[begin Input]

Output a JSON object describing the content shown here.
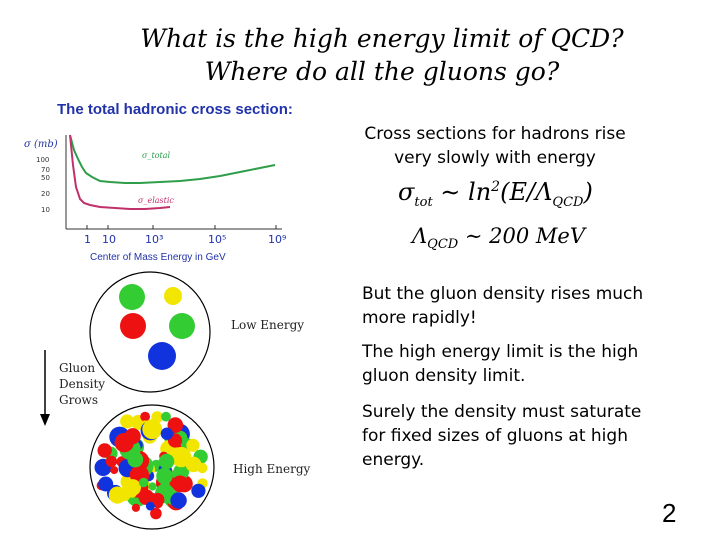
{
  "slide": {
    "title_line1": "What is the high energy limit of QCD?",
    "title_line2": "Where do all the gluons go?",
    "page_number": "2"
  },
  "figure": {
    "chart_title": "The total hadronic cross section:",
    "y_axis_label": "σ (mb)",
    "y_ticks": [
      "100",
      "70",
      "50",
      "20",
      "10"
    ],
    "x_ticks": [
      "1",
      "10",
      "10³",
      "10⁵",
      "10⁹"
    ],
    "x_axis_label": "Center of Mass Energy in GeV",
    "label_total": "σ_total",
    "label_elastic": "σ_elastic",
    "low_energy_label": "Low Energy",
    "high_energy_label": "High Energy",
    "gluon_line1": "Gluon",
    "gluon_line2": "Density",
    "gluon_line3": "Grows"
  },
  "text": {
    "para1": "Cross sections for hadrons rise very slowly with energy",
    "eq1_sigma": "σ",
    "eq1_sub": "tot",
    "eq1_mid": " ∼ ln",
    "eq1_sup": "2",
    "eq1_rest": "(E/Λ",
    "eq1_sub2": "QCD",
    "eq1_end": ")",
    "eq2_lambda": "Λ",
    "eq2_sub": "QCD",
    "eq2_rest": " ∼ 200 MeV",
    "para2": "But the gluon density rises much more rapidly!",
    "para3": "The high energy limit is the high gluon density limit.",
    "para4": "Surely the density must saturate for fixed sizes of gluons at high energy."
  },
  "colors": {
    "total_curve": "#2e9e4a",
    "elastic_curve": "#c0306a",
    "title_blue": "#2233aa"
  }
}
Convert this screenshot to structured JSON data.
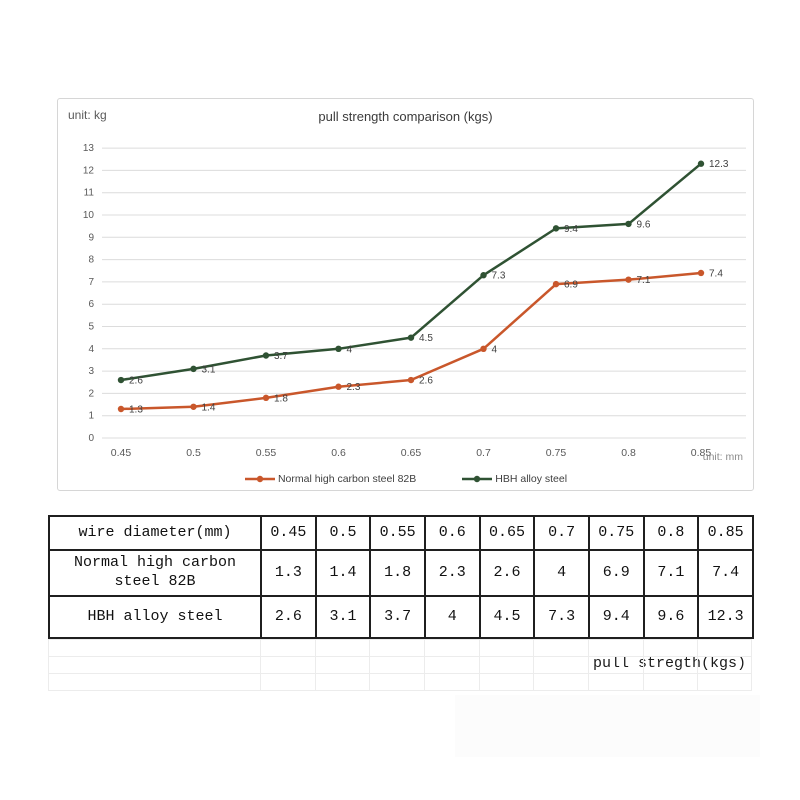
{
  "chart": {
    "unit_left": "unit: kg",
    "unit_right": "unit: mm"
  },
  "chart_data": {
    "type": "line",
    "title": "pull strength comparison (kgs)",
    "x": [
      0.45,
      0.5,
      0.55,
      0.6,
      0.65,
      0.7,
      0.75,
      0.8,
      0.85
    ],
    "xtick_labels": [
      "0.45",
      "0.5",
      "0.55",
      "0.6",
      "0.65",
      "0.7",
      "0.75",
      "0.8",
      "0.85"
    ],
    "series": [
      {
        "name": "Normal high carbon steel 82B",
        "color": "#C9572B",
        "values": [
          1.3,
          1.4,
          1.8,
          2.3,
          2.6,
          4,
          6.9,
          7.1,
          7.4
        ],
        "point_labels": [
          "1.3",
          "1.4",
          "1.8",
          "2.3",
          "2.6",
          "4",
          "6.9",
          "7.1",
          "7.4"
        ]
      },
      {
        "name": "HBH alloy steel",
        "color": "#2F5233",
        "values": [
          2.6,
          3.1,
          3.7,
          4,
          4.5,
          7.3,
          9.4,
          9.6,
          12.3
        ],
        "point_labels": [
          "2.6",
          "3.1",
          "3.7",
          "4",
          "4.5",
          "7.3",
          "9.4",
          "9.6",
          "12.3"
        ]
      }
    ],
    "xlabel": "",
    "ylabel": "",
    "ylim": [
      0,
      13
    ],
    "ytick_step": 1,
    "grid": true,
    "legend_position": "bottom",
    "colors": {
      "gridline": "#dcdcdc",
      "tick_text": "#595959",
      "point_label_text": "#3f3f3f"
    }
  },
  "table": {
    "rows": [
      {
        "header": "wire diameter(mm)",
        "values": [
          "0.45",
          "0.5",
          "0.55",
          "0.6",
          "0.65",
          "0.7",
          "0.75",
          "0.8",
          "0.85"
        ]
      },
      {
        "header": "Normal high carbon steel 82B",
        "values": [
          "1.3",
          "1.4",
          "1.8",
          "2.3",
          "2.6",
          "4",
          "6.9",
          "7.1",
          "7.4"
        ]
      },
      {
        "header": "HBH alloy steel",
        "values": [
          "2.6",
          "3.1",
          "3.7",
          "4",
          "4.5",
          "7.3",
          "9.4",
          "9.6",
          "12.3"
        ]
      }
    ]
  },
  "footer": {
    "caption": "pull stregth(kgs)"
  }
}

[end Input]

▸ **What is required**
Make a word-for-word copy of the entries, without any pictures.

▸ **Completed exercise**
Output a JSON object describing the content shown here.
{
  "slide": {
    "title_line1": "What is the high energy limit of QCD?",
    "title_line2": "Where do all the gluons go?",
    "page_number": "2"
  },
  "figure": {
    "chart_title": "The total hadronic cross section:",
    "y_axis_label": "σ (mb)",
    "y_ticks": [
      "100",
      "70",
      "50",
      "20",
      "10"
    ],
    "x_ticks": [
      "1",
      "10",
      "10³",
      "10⁵",
      "10⁹"
    ],
    "x_axis_label": "Center of Mass Energy in GeV",
    "label_total": "σ_total",
    "label_elastic": "σ_elastic",
    "low_energy_label": "Low Energy",
    "high_energy_label": "High Energy",
    "gluon_line1": "Gluon",
    "gluon_line2": "Density",
    "gluon_line3": "Grows"
  },
  "text": {
    "para1": "Cross sections for hadrons rise very slowly with energy",
    "eq1_sigma": "σ",
    "eq1_sub": "tot",
    "eq1_mid": " ∼ ln",
    "eq1_sup": "2",
    "eq1_rest": "(E/Λ",
    "eq1_sub2": "QCD",
    "eq1_end": ")",
    "eq2_lambda": "Λ",
    "eq2_sub": "QCD",
    "eq2_rest": " ∼ 200 MeV",
    "para2": "But the gluon density rises much more rapidly!",
    "para3": "The high energy limit is the high gluon density limit.",
    "para4": "Surely the density must saturate for fixed sizes of gluons at high energy."
  },
  "colors": {
    "total_curve": "#2e9e4a",
    "elastic_curve": "#c0306a",
    "title_blue": "#2233aa"
  }
}
Convert this screenshot to structured JSON data.
{
  "chart": {
    "unit_left": "unit: kg",
    "unit_right": "unit: mm"
  },
  "chart_data": {
    "type": "line",
    "title": "pull strength comparison (kgs)",
    "x": [
      0.45,
      0.5,
      0.55,
      0.6,
      0.65,
      0.7,
      0.75,
      0.8,
      0.85
    ],
    "xtick_labels": [
      "0.45",
      "0.5",
      "0.55",
      "0.6",
      "0.65",
      "0.7",
      "0.75",
      "0.8",
      "0.85"
    ],
    "series": [
      {
        "name": "Normal high carbon steel 82B",
        "color": "#C9572B",
        "values": [
          1.3,
          1.4,
          1.8,
          2.3,
          2.6,
          4,
          6.9,
          7.1,
          7.4
        ],
        "point_labels": [
          "1.3",
          "1.4",
          "1.8",
          "2.3",
          "2.6",
          "4",
          "6.9",
          "7.1",
          "7.4"
        ]
      },
      {
        "name": "HBH alloy steel",
        "color": "#2F5233",
        "values": [
          2.6,
          3.1,
          3.7,
          4,
          4.5,
          7.3,
          9.4,
          9.6,
          12.3
        ],
        "point_labels": [
          "2.6",
          "3.1",
          "3.7",
          "4",
          "4.5",
          "7.3",
          "9.4",
          "9.6",
          "12.3"
        ]
      }
    ],
    "xlabel": "",
    "ylabel": "",
    "ylim": [
      0,
      13
    ],
    "ytick_step": 1,
    "grid": true,
    "legend_position": "bottom",
    "colors": {
      "gridline": "#dcdcdc",
      "tick_text": "#595959",
      "point_label_text": "#3f3f3f"
    }
  },
  "table": {
    "rows": [
      {
        "header": "wire diameter(mm)",
        "values": [
          "0.45",
          "0.5",
          "0.55",
          "0.6",
          "0.65",
          "0.7",
          "0.75",
          "0.8",
          "0.85"
        ]
      },
      {
        "header": "Normal high carbon steel 82B",
        "values": [
          "1.3",
          "1.4",
          "1.8",
          "2.3",
          "2.6",
          "4",
          "6.9",
          "7.1",
          "7.4"
        ]
      },
      {
        "header": "HBH alloy steel",
        "values": [
          "2.6",
          "3.1",
          "3.7",
          "4",
          "4.5",
          "7.3",
          "9.4",
          "9.6",
          "12.3"
        ]
      }
    ]
  },
  "footer": {
    "caption": "pull stregth(kgs)"
  }
}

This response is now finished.